Task brief:
Please give the listing again in its entirety, exactly as written.

(Figure content listings)

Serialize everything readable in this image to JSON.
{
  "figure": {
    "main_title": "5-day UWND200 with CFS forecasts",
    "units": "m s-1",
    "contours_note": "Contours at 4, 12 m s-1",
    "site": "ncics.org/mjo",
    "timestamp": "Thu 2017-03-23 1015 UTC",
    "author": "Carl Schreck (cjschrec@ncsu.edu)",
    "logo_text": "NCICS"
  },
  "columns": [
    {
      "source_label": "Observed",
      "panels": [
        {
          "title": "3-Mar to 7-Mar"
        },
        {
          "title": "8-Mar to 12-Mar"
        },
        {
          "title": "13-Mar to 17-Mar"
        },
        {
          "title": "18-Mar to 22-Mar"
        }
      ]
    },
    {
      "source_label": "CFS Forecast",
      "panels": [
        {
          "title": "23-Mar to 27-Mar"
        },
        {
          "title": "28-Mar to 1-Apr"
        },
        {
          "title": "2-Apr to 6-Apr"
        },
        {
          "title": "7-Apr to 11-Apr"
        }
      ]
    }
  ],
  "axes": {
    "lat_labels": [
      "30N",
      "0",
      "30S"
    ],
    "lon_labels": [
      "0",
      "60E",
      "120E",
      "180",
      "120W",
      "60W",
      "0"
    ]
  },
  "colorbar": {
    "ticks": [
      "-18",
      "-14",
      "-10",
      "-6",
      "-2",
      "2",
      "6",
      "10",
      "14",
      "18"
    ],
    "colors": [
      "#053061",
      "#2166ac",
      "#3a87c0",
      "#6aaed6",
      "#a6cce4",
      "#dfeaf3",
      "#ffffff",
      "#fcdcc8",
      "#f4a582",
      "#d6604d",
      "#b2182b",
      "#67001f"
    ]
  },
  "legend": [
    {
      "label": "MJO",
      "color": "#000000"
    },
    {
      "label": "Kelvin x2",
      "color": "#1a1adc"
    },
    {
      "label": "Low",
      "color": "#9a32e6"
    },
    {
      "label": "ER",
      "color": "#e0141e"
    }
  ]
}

Exercise result:
Serialize everything readable in this image to JSON.
{
  "figure": {
    "main_title": "5-day UWND200 with CFS forecasts",
    "units": "m s-1",
    "contours_note": "Contours at 4, 12 m s-1",
    "site": "ncics.org/mjo",
    "timestamp": "Thu 2017-03-23 1015 UTC",
    "author": "Carl Schreck (cjschrec@ncsu.edu)",
    "logo_text": "NCICS"
  },
  "columns": [
    {
      "source_label": "Observed",
      "panels": [
        {
          "title": "3-Mar to 7-Mar"
        },
        {
          "title": "8-Mar to 12-Mar"
        },
        {
          "title": "13-Mar to 17-Mar"
        },
        {
          "title": "18-Mar to 22-Mar"
        }
      ]
    },
    {
      "source_label": "CFS Forecast",
      "panels": [
        {
          "title": "23-Mar to 27-Mar"
        },
        {
          "title": "28-Mar to 1-Apr"
        },
        {
          "title": "2-Apr to 6-Apr"
        },
        {
          "title": "7-Apr to 11-Apr"
        }
      ]
    }
  ],
  "axes": {
    "lat_labels": [
      "30N",
      "0",
      "30S"
    ],
    "lon_labels": [
      "0",
      "60E",
      "120E",
      "180",
      "120W",
      "60W",
      "0"
    ]
  },
  "colorbar": {
    "ticks": [
      "-18",
      "-14",
      "-10",
      "-6",
      "-2",
      "2",
      "6",
      "10",
      "14",
      "18"
    ],
    "colors": [
      "#053061",
      "#2166ac",
      "#3a87c0",
      "#6aaed6",
      "#a6cce4",
      "#dfeaf3",
      "#ffffff",
      "#fcdcc8",
      "#f4a582",
      "#d6604d",
      "#b2182b",
      "#67001f"
    ]
  },
  "legend": [
    {
      "label": "MJO",
      "color": "#000000"
    },
    {
      "label": "Kelvin x2",
      "color": "#1a1adc"
    },
    {
      "label": "Low",
      "color": "#9a32e6"
    },
    {
      "label": "ER",
      "color": "#e0141e"
    }
  ]
}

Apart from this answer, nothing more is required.